* Task objective *
Output all of the records exactly as written.

* Given data *
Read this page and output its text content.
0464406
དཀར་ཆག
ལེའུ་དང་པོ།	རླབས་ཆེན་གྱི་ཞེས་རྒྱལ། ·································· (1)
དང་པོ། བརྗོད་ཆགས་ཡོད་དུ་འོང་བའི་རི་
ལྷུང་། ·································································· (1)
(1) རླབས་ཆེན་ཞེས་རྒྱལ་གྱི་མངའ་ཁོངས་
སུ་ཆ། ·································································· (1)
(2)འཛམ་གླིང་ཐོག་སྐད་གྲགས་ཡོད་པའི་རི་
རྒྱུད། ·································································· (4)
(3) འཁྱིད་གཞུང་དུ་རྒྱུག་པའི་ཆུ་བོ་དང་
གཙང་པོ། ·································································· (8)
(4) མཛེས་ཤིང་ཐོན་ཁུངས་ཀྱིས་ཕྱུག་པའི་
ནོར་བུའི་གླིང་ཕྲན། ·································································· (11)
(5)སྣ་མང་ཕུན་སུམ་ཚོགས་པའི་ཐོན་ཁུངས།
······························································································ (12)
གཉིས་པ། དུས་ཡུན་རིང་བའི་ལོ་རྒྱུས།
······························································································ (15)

* Final result *
Read this page and output its text content.
0464406
དཀར་ཆག
ལེའུ་དང་པོ།	རླབས་ཆེན་གྱི་ཞེས་རྒྱལ། ·································· (1)
དང་པོ། བརྗོད་ཆགས་ཡོད་དུ་འོང་བའི་རི་
ལྷུང་། ·································································· (1)
(1) རླབས་ཆེན་ཞེས་རྒྱལ་གྱི་མངའ་ཁོངས་
སུ་ཆ། ·································································· (1)
(2)འཛམ་གླིང་ཐོག་སྐད་གྲགས་ཡོད་པའི་རི་
རྒྱུད། ·································································· (4)
(3) འཁྱིད་གཞུང་དུ་རྒྱུག་པའི་ཆུ་བོ་དང་
གཙང་པོ། ·································································· (8)
(4) མཛེས་ཤིང་ཐོན་ཁུངས་ཀྱིས་ཕྱུག་པའི་
ནོར་བུའི་གླིང་ཕྲན། ·································································· (11)
(5)སྣ་མང་ཕུན་སུམ་ཚོགས་པའི་ཐོན་ཁུངས།
······························································································ (12)
གཉིས་པ། དུས་ཡུན་རིང་བའི་ལོ་རྒྱུས།
······························································································ (15)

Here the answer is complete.